[[ PAGE EXCERPT open ]]

Reconcile status uses Kubernetes-style condition vocabulary for local facts:

| Condition         | Meaning                                                                                                   |
| ----------------- | --------------------------------------------------------------------------------------------------------- |
| `Initialized`     | Required init files and volumes are present, or fallback Compose checks pass.                             |
| `ImagesAvailable` | Required local images exist, no build policy requires a build, and build-arg overrides have been applied. |
| `Reconciled`      | No init or build work is needed for this project/spec/override state.                                     |

Condition status values are `True` or `False`. `ObservedGeneration` records the create-spec fingerprint that was inspected.

## Kubernetes Analogy Boundary

The vocabulary is deliberately familiar to contributors who have used Kubernetes controllers:

* "reconcile" means compare desired metadata with observed local project state, then run the missing lifecycle steps
* `conditions` report current facts rather than command history
* `ObservedGeneration` records which desired create-spec fingerprint was checked

The analogy stops there. This is not a Kubernetes controller, background control loop, scheduler, or distributed reconciler. It is a synchronous CLI workflow for one local <Compose /> project. There is no API server, watch stream, lease, work queue, leader election, multi-worker retry contract, or Kubernetes-style eventual consistency guarantee.

[[ PAGE EXCERPT closed ]]

**DIRECTIONS:**
a - In the reconcile status text, what values can a condition status take?
b - Reproduce the reconcile status text from "The analogy stops" up to and including "eventual consistency guarantee.".
The records below come from a separate source.

[[ DATA open ]]

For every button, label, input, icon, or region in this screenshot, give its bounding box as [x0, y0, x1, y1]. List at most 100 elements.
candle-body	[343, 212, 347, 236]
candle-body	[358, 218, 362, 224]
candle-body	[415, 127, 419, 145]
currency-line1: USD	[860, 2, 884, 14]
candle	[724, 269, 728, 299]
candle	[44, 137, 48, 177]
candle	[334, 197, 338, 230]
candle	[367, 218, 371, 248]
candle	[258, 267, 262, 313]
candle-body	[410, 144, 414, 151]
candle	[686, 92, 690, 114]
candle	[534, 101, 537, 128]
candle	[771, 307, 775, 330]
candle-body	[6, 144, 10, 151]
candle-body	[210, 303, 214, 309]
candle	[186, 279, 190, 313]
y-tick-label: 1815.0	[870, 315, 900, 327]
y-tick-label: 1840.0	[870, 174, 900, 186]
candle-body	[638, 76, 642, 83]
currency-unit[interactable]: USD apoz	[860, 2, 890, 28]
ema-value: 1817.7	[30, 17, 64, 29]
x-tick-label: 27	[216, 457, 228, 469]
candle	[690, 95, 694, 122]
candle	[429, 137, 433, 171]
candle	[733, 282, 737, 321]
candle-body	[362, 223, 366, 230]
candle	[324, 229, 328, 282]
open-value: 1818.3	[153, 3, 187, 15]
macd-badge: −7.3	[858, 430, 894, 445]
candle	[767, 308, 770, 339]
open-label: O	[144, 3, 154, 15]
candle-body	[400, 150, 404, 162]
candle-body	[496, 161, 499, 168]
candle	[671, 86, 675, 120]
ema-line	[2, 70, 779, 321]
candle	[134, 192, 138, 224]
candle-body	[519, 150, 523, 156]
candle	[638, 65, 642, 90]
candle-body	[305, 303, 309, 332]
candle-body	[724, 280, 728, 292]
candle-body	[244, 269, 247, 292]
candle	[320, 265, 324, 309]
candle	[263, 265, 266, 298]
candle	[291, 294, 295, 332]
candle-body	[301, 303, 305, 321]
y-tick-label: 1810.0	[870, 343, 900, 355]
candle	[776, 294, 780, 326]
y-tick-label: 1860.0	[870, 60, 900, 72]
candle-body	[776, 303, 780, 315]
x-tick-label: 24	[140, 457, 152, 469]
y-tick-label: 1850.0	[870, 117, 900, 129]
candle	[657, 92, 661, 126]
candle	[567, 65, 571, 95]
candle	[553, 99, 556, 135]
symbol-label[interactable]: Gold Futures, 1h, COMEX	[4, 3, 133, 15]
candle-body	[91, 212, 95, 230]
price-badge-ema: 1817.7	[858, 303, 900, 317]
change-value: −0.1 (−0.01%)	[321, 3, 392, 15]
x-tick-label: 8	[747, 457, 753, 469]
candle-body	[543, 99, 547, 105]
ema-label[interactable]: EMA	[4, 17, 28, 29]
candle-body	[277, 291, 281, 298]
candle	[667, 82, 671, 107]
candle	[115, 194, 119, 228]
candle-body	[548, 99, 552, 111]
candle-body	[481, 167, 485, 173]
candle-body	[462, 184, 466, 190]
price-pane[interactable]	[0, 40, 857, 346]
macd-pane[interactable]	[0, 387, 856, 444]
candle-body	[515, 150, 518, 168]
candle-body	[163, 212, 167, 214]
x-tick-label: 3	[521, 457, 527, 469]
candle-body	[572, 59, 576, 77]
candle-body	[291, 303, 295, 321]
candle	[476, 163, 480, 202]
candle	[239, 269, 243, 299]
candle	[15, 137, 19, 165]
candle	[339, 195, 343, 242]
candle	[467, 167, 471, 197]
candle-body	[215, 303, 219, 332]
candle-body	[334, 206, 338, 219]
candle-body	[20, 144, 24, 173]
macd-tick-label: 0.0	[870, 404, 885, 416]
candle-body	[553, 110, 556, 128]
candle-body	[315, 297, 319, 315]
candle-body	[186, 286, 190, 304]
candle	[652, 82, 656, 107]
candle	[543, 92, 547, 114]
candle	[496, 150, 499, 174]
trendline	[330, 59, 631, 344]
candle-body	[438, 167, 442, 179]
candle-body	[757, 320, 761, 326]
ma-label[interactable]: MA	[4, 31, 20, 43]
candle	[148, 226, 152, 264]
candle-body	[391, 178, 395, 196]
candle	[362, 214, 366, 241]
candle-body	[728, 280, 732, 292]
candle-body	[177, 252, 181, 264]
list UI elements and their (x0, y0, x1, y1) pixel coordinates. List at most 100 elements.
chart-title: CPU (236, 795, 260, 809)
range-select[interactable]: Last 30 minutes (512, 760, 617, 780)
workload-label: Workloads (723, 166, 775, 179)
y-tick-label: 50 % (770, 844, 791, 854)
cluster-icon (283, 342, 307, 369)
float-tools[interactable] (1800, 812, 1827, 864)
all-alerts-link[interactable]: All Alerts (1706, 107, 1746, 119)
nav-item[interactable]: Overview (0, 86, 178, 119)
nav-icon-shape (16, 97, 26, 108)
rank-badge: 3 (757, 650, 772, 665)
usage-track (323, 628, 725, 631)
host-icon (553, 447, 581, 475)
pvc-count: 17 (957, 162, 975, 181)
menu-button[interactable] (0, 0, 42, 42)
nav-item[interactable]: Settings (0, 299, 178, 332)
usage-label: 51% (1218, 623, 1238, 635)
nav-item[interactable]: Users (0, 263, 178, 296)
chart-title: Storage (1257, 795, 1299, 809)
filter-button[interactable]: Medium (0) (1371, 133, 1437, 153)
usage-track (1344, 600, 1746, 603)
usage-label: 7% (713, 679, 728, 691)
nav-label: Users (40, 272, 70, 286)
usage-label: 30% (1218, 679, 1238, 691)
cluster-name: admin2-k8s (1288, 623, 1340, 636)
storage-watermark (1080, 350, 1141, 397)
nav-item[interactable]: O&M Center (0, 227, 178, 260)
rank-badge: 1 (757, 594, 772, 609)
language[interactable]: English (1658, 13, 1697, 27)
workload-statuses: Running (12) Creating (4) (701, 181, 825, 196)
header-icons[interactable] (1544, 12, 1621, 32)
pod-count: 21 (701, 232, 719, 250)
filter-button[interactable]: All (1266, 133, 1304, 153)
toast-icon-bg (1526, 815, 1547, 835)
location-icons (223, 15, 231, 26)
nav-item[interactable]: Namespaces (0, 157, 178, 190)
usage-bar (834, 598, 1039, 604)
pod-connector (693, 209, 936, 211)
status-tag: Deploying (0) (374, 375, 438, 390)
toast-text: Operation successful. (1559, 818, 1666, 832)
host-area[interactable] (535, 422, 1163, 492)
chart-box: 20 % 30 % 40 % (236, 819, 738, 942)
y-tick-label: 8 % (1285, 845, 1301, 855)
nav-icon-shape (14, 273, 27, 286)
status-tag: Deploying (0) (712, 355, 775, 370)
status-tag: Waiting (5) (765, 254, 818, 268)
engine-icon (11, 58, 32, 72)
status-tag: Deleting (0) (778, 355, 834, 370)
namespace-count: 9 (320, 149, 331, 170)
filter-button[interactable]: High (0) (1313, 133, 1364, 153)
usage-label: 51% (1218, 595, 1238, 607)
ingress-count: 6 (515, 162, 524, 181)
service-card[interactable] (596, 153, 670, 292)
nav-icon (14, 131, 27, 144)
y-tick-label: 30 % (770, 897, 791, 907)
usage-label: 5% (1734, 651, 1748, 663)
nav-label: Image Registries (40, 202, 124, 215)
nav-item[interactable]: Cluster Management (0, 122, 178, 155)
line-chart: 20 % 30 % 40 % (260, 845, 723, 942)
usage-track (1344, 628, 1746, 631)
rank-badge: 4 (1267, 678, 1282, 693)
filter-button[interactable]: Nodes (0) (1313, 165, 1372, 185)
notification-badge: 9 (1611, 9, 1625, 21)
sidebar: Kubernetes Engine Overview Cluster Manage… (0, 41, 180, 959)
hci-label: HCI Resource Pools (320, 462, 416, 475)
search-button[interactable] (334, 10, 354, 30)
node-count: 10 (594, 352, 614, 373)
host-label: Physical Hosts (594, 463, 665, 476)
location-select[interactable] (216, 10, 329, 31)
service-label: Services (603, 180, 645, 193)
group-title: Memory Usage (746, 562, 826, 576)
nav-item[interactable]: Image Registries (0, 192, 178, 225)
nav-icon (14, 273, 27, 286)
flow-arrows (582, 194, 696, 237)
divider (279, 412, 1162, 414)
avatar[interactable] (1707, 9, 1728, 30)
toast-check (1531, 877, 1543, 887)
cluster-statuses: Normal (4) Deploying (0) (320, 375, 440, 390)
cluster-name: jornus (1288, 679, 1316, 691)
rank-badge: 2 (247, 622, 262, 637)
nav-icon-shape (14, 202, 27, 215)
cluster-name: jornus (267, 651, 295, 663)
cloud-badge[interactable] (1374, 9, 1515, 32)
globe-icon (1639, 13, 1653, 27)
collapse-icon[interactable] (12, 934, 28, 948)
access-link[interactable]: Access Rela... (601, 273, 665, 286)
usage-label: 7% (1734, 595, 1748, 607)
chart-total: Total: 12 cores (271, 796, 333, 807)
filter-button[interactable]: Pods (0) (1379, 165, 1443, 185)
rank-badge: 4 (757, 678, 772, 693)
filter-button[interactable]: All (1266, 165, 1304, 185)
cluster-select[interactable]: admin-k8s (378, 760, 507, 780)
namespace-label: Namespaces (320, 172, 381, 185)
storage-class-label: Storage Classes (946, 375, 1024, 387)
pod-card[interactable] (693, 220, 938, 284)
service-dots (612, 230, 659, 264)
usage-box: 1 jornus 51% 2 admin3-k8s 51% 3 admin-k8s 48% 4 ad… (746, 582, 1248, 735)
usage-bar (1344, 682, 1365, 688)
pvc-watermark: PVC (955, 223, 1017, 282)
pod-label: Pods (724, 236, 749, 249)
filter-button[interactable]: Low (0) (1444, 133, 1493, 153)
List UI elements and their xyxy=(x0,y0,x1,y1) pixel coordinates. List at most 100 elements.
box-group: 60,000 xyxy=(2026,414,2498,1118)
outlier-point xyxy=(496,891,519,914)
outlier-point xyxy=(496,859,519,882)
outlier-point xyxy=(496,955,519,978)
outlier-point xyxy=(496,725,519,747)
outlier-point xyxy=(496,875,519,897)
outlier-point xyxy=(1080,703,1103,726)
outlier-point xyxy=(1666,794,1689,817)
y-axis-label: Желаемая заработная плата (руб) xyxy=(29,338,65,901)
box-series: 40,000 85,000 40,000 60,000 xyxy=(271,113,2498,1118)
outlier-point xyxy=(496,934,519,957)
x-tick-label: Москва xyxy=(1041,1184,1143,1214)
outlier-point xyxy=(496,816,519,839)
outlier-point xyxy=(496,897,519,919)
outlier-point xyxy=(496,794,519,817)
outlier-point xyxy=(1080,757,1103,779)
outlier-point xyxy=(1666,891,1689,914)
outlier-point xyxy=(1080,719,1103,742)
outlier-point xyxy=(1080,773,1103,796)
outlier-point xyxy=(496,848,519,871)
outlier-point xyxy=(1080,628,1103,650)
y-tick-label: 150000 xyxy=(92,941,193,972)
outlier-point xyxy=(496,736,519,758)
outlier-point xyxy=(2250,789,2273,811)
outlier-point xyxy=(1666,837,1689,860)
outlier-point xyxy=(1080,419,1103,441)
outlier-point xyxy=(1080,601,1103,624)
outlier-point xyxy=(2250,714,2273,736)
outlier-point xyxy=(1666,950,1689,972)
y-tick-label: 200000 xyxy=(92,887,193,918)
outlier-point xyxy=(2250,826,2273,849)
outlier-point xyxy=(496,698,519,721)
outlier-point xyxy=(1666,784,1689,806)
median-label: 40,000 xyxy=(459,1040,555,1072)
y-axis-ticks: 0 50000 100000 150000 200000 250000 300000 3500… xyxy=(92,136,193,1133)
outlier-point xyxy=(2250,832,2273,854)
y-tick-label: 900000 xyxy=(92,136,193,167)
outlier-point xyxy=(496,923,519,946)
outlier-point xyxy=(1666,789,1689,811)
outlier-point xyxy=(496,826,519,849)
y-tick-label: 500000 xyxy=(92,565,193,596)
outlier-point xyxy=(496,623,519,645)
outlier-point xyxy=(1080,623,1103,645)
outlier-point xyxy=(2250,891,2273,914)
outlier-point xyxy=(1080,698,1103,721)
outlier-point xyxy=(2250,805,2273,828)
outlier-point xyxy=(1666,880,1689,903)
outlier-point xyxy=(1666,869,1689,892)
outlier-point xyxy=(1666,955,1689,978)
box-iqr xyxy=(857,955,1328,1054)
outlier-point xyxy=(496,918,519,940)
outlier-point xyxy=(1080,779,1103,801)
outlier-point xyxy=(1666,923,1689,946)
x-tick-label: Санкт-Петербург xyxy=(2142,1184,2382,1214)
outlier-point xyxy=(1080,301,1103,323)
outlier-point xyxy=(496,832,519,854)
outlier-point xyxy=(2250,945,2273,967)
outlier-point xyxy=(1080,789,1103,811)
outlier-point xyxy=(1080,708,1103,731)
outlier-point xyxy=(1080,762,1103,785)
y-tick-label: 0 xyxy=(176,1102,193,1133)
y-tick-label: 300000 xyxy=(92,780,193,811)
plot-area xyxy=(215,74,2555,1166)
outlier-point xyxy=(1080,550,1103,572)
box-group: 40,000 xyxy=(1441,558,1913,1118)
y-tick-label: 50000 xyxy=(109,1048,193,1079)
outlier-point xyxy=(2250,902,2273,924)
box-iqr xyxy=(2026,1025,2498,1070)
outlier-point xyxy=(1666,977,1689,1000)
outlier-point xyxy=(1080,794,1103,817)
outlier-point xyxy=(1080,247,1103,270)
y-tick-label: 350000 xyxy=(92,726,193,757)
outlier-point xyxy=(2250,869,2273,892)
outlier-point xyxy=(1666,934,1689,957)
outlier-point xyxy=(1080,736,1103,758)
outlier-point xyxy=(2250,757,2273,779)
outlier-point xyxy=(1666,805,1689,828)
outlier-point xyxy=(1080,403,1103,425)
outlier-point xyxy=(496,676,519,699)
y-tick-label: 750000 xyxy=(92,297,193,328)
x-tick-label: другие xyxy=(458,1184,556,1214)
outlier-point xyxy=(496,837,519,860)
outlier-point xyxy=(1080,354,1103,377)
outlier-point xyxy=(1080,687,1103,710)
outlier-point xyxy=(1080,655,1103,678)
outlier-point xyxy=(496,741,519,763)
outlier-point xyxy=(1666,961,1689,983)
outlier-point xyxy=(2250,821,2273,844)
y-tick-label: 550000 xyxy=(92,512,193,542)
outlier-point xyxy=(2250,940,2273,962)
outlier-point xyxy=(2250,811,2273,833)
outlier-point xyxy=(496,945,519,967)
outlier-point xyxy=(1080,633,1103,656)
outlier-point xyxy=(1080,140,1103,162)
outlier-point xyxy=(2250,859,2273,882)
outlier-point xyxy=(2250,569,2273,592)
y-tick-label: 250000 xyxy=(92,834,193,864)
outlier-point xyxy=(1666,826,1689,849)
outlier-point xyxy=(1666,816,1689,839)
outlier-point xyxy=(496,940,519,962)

[[ DATA closed ]]

**TASK RESULTS:**
a - `True` or `False`.

b -
The analogy stops there. This is not a Kubernetes controller, background control loop, scheduler, or distributed reconciler. It is a synchronous CLI workflow for one local <Compose /> project. There is no API server, watch stream, lease, work queue, leader election, multi-worker retry contract, or Kubernetes-style eventual consistency guarantee.